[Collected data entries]
>>
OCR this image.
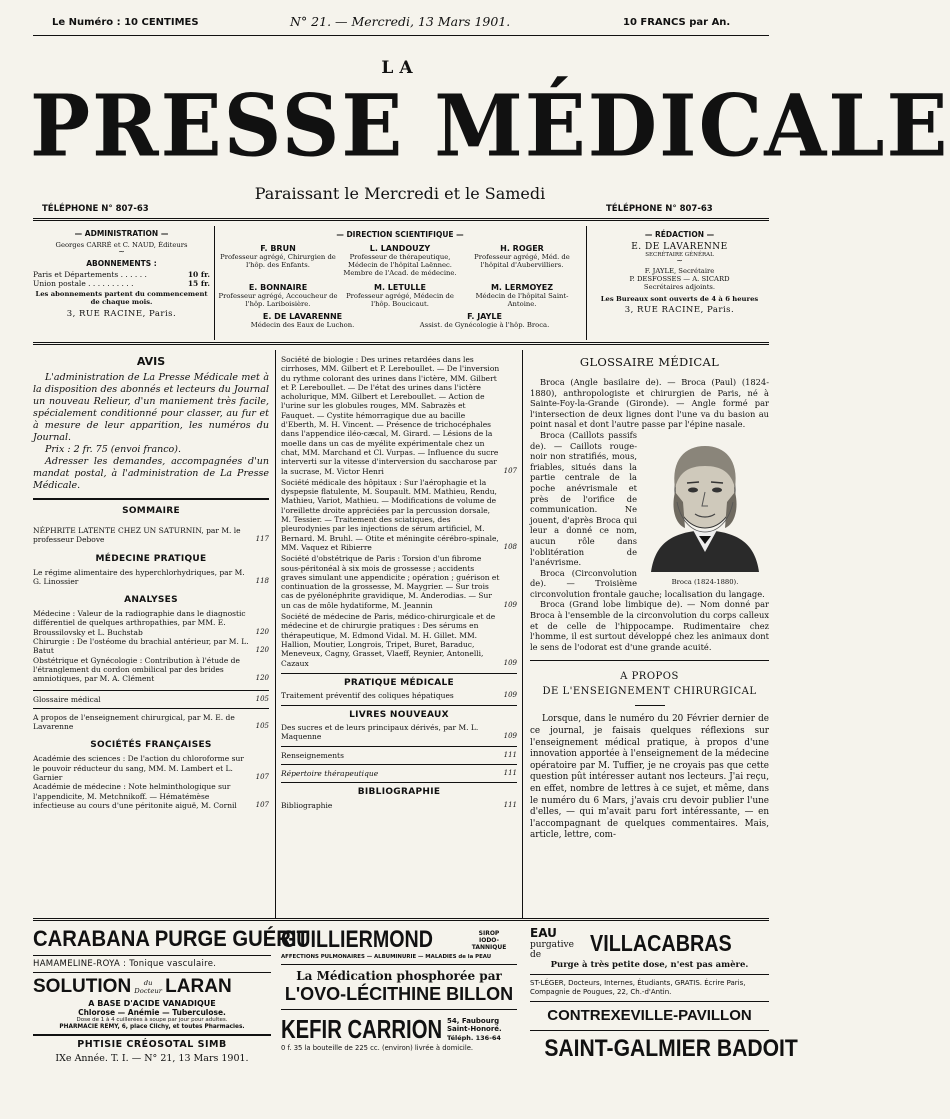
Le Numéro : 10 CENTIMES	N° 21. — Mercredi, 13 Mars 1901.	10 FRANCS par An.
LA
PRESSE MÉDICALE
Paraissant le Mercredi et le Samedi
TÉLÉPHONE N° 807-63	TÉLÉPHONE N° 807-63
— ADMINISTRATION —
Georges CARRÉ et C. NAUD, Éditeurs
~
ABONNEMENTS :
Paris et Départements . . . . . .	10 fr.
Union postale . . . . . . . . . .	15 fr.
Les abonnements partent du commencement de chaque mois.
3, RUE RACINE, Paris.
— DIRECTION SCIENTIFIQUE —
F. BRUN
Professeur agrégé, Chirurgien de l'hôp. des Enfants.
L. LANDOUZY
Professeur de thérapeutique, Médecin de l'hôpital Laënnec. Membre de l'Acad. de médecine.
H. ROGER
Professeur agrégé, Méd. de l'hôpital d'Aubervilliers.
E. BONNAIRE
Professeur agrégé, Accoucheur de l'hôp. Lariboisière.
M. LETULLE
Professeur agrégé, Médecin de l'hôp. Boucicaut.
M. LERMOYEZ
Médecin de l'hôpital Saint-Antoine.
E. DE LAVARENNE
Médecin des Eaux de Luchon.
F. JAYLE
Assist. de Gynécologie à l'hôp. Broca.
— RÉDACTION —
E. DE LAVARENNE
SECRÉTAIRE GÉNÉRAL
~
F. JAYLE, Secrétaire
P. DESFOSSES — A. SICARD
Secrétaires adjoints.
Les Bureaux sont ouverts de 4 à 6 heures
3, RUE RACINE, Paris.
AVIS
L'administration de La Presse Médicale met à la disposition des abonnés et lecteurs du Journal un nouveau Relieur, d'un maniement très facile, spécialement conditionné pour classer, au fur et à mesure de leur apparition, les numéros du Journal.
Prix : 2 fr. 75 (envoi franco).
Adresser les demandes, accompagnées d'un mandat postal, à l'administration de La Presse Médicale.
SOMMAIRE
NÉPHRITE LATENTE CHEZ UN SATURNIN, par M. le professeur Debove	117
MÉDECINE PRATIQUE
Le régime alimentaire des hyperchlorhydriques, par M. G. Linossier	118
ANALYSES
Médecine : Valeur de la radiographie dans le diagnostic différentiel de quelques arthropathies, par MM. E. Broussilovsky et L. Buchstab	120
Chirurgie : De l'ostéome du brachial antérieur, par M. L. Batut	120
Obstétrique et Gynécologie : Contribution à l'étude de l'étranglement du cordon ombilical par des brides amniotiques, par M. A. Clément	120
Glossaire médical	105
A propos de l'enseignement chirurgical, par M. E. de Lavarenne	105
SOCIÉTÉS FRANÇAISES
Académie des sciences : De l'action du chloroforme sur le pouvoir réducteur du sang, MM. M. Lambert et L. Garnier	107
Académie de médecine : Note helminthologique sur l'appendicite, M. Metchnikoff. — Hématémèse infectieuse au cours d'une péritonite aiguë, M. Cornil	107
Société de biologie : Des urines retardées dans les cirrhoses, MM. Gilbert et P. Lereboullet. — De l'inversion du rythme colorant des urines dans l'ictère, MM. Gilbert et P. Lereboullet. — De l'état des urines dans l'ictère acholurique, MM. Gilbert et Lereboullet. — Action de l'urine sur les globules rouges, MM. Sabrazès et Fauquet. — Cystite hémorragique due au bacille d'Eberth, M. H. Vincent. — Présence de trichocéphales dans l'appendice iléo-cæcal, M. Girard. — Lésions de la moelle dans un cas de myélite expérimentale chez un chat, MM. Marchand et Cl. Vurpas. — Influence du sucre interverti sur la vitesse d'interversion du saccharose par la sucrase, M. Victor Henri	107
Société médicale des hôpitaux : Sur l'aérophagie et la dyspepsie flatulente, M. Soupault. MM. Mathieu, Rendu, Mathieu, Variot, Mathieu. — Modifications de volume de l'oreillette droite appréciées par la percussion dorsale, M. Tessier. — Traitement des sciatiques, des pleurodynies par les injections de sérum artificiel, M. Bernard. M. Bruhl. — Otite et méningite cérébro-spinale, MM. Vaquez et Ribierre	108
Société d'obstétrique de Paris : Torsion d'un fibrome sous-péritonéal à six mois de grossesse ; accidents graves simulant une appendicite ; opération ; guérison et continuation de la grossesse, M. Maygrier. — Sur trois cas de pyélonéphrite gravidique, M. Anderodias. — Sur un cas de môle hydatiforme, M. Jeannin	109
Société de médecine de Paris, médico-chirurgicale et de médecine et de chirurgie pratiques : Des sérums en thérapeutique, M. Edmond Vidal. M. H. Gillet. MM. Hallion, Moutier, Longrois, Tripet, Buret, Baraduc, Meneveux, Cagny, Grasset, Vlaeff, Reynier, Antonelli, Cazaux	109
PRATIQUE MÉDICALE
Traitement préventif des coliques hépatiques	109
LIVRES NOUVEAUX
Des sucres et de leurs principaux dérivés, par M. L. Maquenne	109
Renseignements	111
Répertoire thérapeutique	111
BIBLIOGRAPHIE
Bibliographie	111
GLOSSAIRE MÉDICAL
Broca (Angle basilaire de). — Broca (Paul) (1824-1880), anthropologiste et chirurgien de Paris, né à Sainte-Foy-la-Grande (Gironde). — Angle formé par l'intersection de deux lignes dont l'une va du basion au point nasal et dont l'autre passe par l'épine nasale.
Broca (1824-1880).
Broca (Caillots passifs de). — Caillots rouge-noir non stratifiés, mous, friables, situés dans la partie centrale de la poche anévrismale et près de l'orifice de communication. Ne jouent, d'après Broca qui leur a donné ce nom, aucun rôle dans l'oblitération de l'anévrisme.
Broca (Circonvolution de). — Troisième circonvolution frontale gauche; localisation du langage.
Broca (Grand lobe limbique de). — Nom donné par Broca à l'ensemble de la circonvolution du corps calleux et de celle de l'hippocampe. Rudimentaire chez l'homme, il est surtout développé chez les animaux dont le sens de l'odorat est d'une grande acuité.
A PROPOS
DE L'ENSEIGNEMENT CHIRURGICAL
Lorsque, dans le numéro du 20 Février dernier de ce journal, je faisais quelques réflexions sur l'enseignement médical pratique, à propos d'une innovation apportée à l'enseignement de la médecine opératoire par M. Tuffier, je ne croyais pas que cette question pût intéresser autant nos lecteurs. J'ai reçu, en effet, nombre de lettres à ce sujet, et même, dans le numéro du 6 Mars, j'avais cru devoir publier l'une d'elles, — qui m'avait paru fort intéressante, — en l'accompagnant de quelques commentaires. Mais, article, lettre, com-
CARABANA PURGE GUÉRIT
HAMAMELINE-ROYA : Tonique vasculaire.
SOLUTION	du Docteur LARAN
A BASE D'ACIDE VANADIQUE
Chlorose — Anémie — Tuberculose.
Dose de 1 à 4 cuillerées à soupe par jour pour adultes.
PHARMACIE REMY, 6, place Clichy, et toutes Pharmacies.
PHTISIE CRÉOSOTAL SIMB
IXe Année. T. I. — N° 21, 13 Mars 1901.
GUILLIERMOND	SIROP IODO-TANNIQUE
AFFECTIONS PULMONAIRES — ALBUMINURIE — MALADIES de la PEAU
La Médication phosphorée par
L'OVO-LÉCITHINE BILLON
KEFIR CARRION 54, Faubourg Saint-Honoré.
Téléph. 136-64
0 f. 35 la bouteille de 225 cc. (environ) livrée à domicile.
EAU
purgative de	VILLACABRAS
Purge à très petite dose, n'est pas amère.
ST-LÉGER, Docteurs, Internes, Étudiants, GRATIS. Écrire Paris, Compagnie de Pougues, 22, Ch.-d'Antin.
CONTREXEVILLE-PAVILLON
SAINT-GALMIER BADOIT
<<
■ What to produce: Reproduce every line precisely as given, omitting all pictures.

■ Solved problem:
OCR this image.
Le Numéro : 10 CENTIMES	N° 21. — Mercredi, 13 Mars 1901.	10 FRANCS par An.
LA
PRESSE MÉDICALE
Paraissant le Mercredi et le Samedi
TÉLÉPHONE N° 807-63	TÉLÉPHONE N° 807-63
— ADMINISTRATION —
Georges CARRÉ et C. NAUD, Éditeurs
~
ABONNEMENTS :
Paris et Départements . . . . . .	10 fr.
Union postale . . . . . . . . . .	15 fr.
Les abonnements partent du commencement de chaque mois.
3, RUE RACINE, Paris.
— DIRECTION SCIENTIFIQUE —
F. BRUN
Professeur agrégé, Chirurgien de l'hôp. des Enfants.
L. LANDOUZY
Professeur de thérapeutique, Médecin de l'hôpital Laënnec. Membre de l'Acad. de médecine.
H. ROGER
Professeur agrégé, Méd. de l'hôpital d'Aubervilliers.
E. BONNAIRE
Professeur agrégé, Accoucheur de l'hôp. Lariboisière.
M. LETULLE
Professeur agrégé, Médecin de l'hôp. Boucicaut.
M. LERMOYEZ
Médecin de l'hôpital Saint-Antoine.
E. DE LAVARENNE
Médecin des Eaux de Luchon.
F. JAYLE
Assist. de Gynécologie à l'hôp. Broca.
— RÉDACTION —
E. DE LAVARENNE
SECRÉTAIRE GÉNÉRAL
~
F. JAYLE, Secrétaire
P. DESFOSSES — A. SICARD
Secrétaires adjoints.
Les Bureaux sont ouverts de 4 à 6 heures
3, RUE RACINE, Paris.
AVIS
L'administration de La Presse Médicale met à la disposition des abonnés et lecteurs du Journal un nouveau Relieur, d'un maniement très facile, spécialement conditionné pour classer, au fur et à mesure de leur apparition, les numéros du Journal.
Prix : 2 fr. 75 (envoi franco).
Adresser les demandes, accompagnées d'un mandat postal, à l'administration de La Presse Médicale.
SOMMAIRE
NÉPHRITE LATENTE CHEZ UN SATURNIN, par M. le professeur Debove	117
MÉDECINE PRATIQUE
Le régime alimentaire des hyperchlorhydriques, par M. G. Linossier	118
ANALYSES
Médecine : Valeur de la radiographie dans le diagnostic différentiel de quelques arthropathies, par MM. E. Broussilovsky et L. Buchstab	120
Chirurgie : De l'ostéome du brachial antérieur, par M. L. Batut	120
Obstétrique et Gynécologie : Contribution à l'étude de l'étranglement du cordon ombilical par des brides amniotiques, par M. A. Clément	120
Glossaire médical	105
A propos de l'enseignement chirurgical, par M. E. de Lavarenne	105
SOCIÉTÉS FRANÇAISES
Académie des sciences : De l'action du chloroforme sur le pouvoir réducteur du sang, MM. M. Lambert et L. Garnier	107
Académie de médecine : Note helminthologique sur l'appendicite, M. Metchnikoff. — Hématémèse infectieuse au cours d'une péritonite aiguë, M. Cornil	107
Société de biologie : Des urines retardées dans les cirrhoses, MM. Gilbert et P. Lereboullet. — De l'inversion du rythme colorant des urines dans l'ictère, MM. Gilbert et P. Lereboullet. — De l'état des urines dans l'ictère acholurique, MM. Gilbert et Lereboullet. — Action de l'urine sur les globules rouges, MM. Sabrazès et Fauquet. — Cystite hémorragique due au bacille d'Eberth, M. H. Vincent. — Présence de trichocéphales dans l'appendice iléo-cæcal, M. Girard. — Lésions de la moelle dans un cas de myélite expérimentale chez un chat, MM. Marchand et Cl. Vurpas. — Influence du sucre interverti sur la vitesse d'interversion du saccharose par la sucrase, M. Victor Henri	107
Société médicale des hôpitaux : Sur l'aérophagie et la dyspepsie flatulente, M. Soupault. MM. Mathieu, Rendu, Mathieu, Variot, Mathieu. — Modifications de volume de l'oreillette droite appréciées par la percussion dorsale, M. Tessier. — Traitement des sciatiques, des pleurodynies par les injections de sérum artificiel, M. Bernard. M. Bruhl. — Otite et méningite cérébro-spinale, MM. Vaquez et Ribierre	108
Société d'obstétrique de Paris : Torsion d'un fibrome sous-péritonéal à six mois de grossesse ; accidents graves simulant une appendicite ; opération ; guérison et continuation de la grossesse, M. Maygrier. — Sur trois cas de pyélonéphrite gravidique, M. Anderodias. — Sur un cas de môle hydatiforme, M. Jeannin	109
Société de médecine de Paris, médico-chirurgicale et de médecine et de chirurgie pratiques : Des sérums en thérapeutique, M. Edmond Vidal. M. H. Gillet. MM. Hallion, Moutier, Longrois, Tripet, Buret, Baraduc, Meneveux, Cagny, Grasset, Vlaeff, Reynier, Antonelli, Cazaux	109
PRATIQUE MÉDICALE
Traitement préventif des coliques hépatiques	109
LIVRES NOUVEAUX
Des sucres et de leurs principaux dérivés, par M. L. Maquenne	109
Renseignements	111
Répertoire thérapeutique	111
BIBLIOGRAPHIE
Bibliographie	111
GLOSSAIRE MÉDICAL
Broca (Angle basilaire de). — Broca (Paul) (1824-1880), anthropologiste et chirurgien de Paris, né à Sainte-Foy-la-Grande (Gironde). — Angle formé par l'intersection de deux lignes dont l'une va du basion au point nasal et dont l'autre passe par l'épine nasale.
Broca (1824-1880).
Broca (Caillots passifs de). — Caillots rouge-noir non stratifiés, mous, friables, situés dans la partie centrale de la poche anévrismale et près de l'orifice de communication. Ne jouent, d'après Broca qui leur a donné ce nom, aucun rôle dans l'oblitération de l'anévrisme.
Broca (Circonvolution de). — Troisième circonvolution frontale gauche; localisation du langage.
Broca (Grand lobe limbique de). — Nom donné par Broca à l'ensemble de la circonvolution du corps calleux et de celle de l'hippocampe. Rudimentaire chez l'homme, il est surtout développé chez les animaux dont le sens de l'odorat est d'une grande acuité.
A PROPOS
DE L'ENSEIGNEMENT CHIRURGICAL
Lorsque, dans le numéro du 20 Février dernier de ce journal, je faisais quelques réflexions sur l'enseignement médical pratique, à propos d'une innovation apportée à l'enseignement de la médecine opératoire par M. Tuffier, je ne croyais pas que cette question pût intéresser autant nos lecteurs. J'ai reçu, en effet, nombre de lettres à ce sujet, et même, dans le numéro du 6 Mars, j'avais cru devoir publier l'une d'elles, — qui m'avait paru fort intéressante, — en l'accompagnant de quelques commentaires. Mais, article, lettre, com-
CARABANA PURGE GUÉRIT
HAMAMELINE-ROYA : Tonique vasculaire.
SOLUTION	du Docteur LARAN
A BASE D'ACIDE VANADIQUE
Chlorose — Anémie — Tuberculose.
Dose de 1 à 4 cuillerées à soupe par jour pour adultes.
PHARMACIE REMY, 6, place Clichy, et toutes Pharmacies.
PHTISIE CRÉOSOTAL SIMB
IXe Année. T. I. — N° 21, 13 Mars 1901.
GUILLIERMOND	SIROP IODO-TANNIQUE
AFFECTIONS PULMONAIRES — ALBUMINURIE — MALADIES de la PEAU
La Médication phosphorée par
L'OVO-LÉCITHINE BILLON
KEFIR CARRION 54, Faubourg Saint-Honoré.
Téléph. 136-64
0 f. 35 la bouteille de 225 cc. (environ) livrée à domicile.
EAU
purgative de	VILLACABRAS
Purge à très petite dose, n'est pas amère.
ST-LÉGER, Docteurs, Internes, Étudiants, GRATIS. Écrire Paris, Compagnie de Pougues, 22, Ch.-d'Antin.
CONTREXEVILLE-PAVILLON
SAINT-GALMIER BADOIT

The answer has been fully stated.